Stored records
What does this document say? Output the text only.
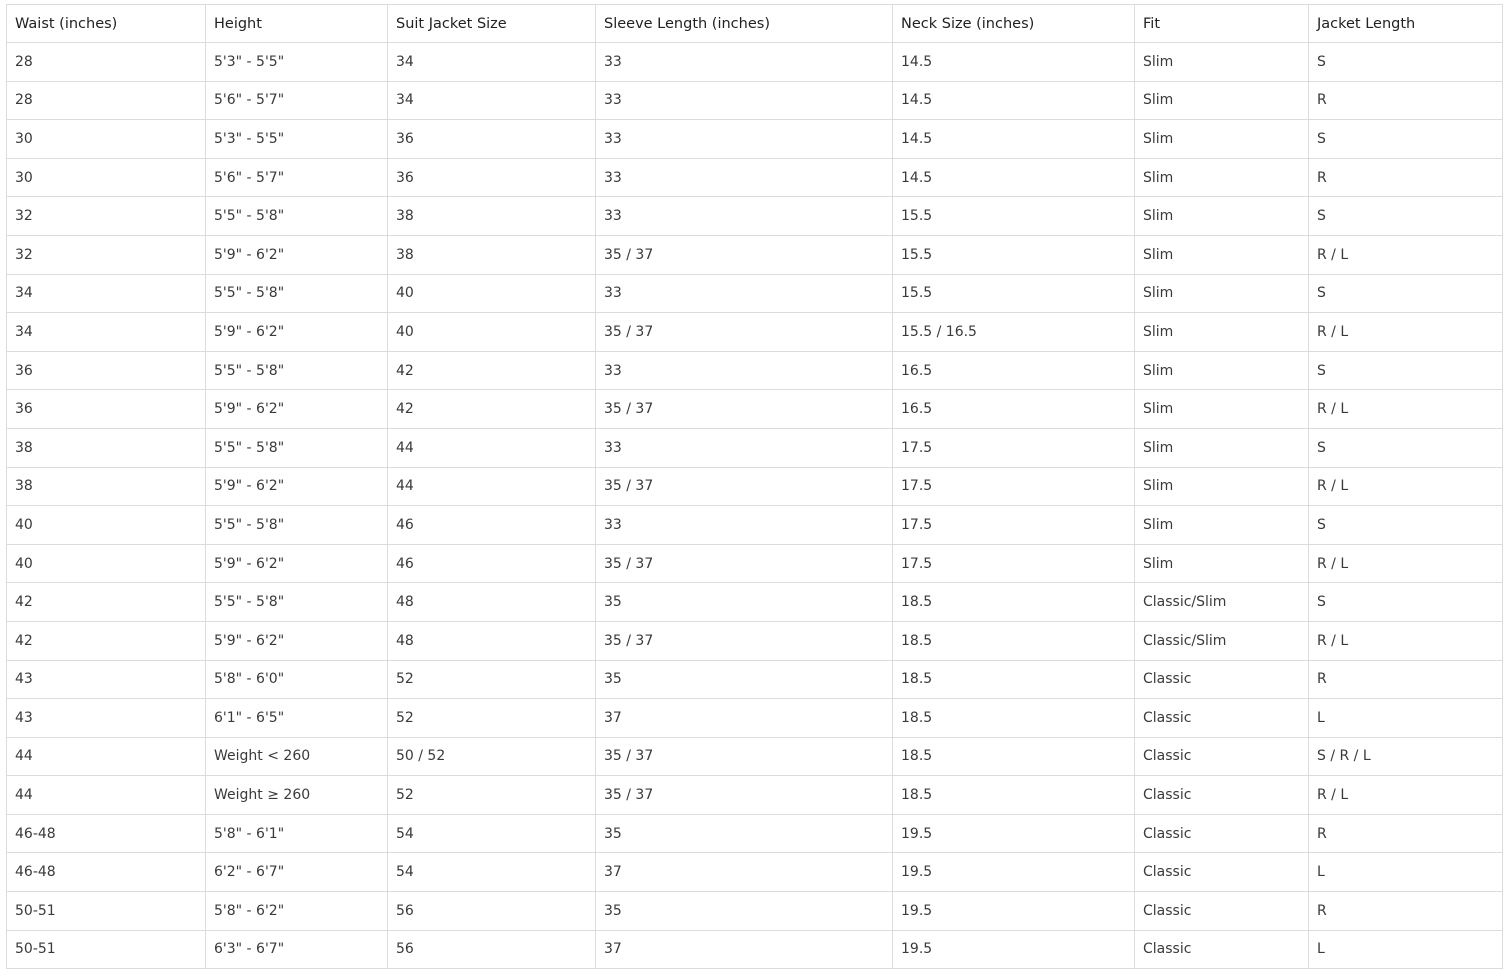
Waist (inches)	Height	Suit Jacket Size	Sleeve Length (inches)	Neck Size (inches)	Fit	Jacket Length
28	5'3" - 5'5"	34	33	14.5	Slim	S
28	5'6" - 5'7"	34	33	14.5	Slim	R
30	5'3" - 5'5"	36	33	14.5	Slim	S
30	5'6" - 5'7"	36	33	14.5	Slim	R
32	5'5" - 5'8"	38	33	15.5	Slim	S
32	5'9" - 6'2"	38	35 / 37	15.5	Slim	R / L
34	5'5" - 5'8"	40	33	15.5	Slim	S
34	5'9" - 6'2"	40	35 / 37	15.5 / 16.5	Slim	R / L
36	5'5" - 5'8"	42	33	16.5	Slim	S
36	5'9" - 6'2"	42	35 / 37	16.5	Slim	R / L
38	5'5" - 5'8"	44	33	17.5	Slim	S
38	5'9" - 6'2"	44	35 / 37	17.5	Slim	R / L
40	5'5" - 5'8"	46	33	17.5	Slim	S
40	5'9" - 6'2"	46	35 / 37	17.5	Slim	R / L
42	5'5" - 5'8"	48	35	18.5	Classic/Slim	S
42	5'9" - 6'2"	48	35 / 37	18.5	Classic/Slim	R / L
43	5'8" - 6'0"	52	35	18.5	Classic	R
43	6'1" - 6'5"	52	37	18.5	Classic	L
44	Weight < 260	50 / 52	35 / 37	18.5	Classic	S / R / L
44	Weight ≥ 260	52	35 / 37	18.5	Classic	R / L
46-48	5'8" - 6'1"	54	35	19.5	Classic	R
46-48	6'2" - 6'7"	54	37	19.5	Classic	L
50-51	5'8" - 6'2"	56	35	19.5	Classic	R
50-51	6'3" - 6'7"	56	37	19.5	Classic	L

■ WHAT TO PRODUCE ■
Where a line of the entries contains the word "Classic", copy that line.

■ TASK RESPONSE ■
42	5'5" - 5'8"	48	35	18.5	Classic/Slim	S
42	5'9" - 6'2"	48	35 / 37	18.5	Classic/Slim	R / L
43	5'8" - 6'0"	52	35	18.5	Classic	R
43	6'1" - 6'5"	52	37	18.5	Classic	L
44	Weight < 260	50 / 52	35 / 37	18.5	Classic	S / R / L
44	Weight ≥ 260	52	35 / 37	18.5	Classic	R / L
46-48	5'8" - 6'1"	54	35	19.5	Classic	R
46-48	6'2" - 6'7"	54	37	19.5	Classic	L
50-51	5'8" - 6'2"	56	35	19.5	Classic	R
50-51	6'3" - 6'7"	56	37	19.5	Classic	L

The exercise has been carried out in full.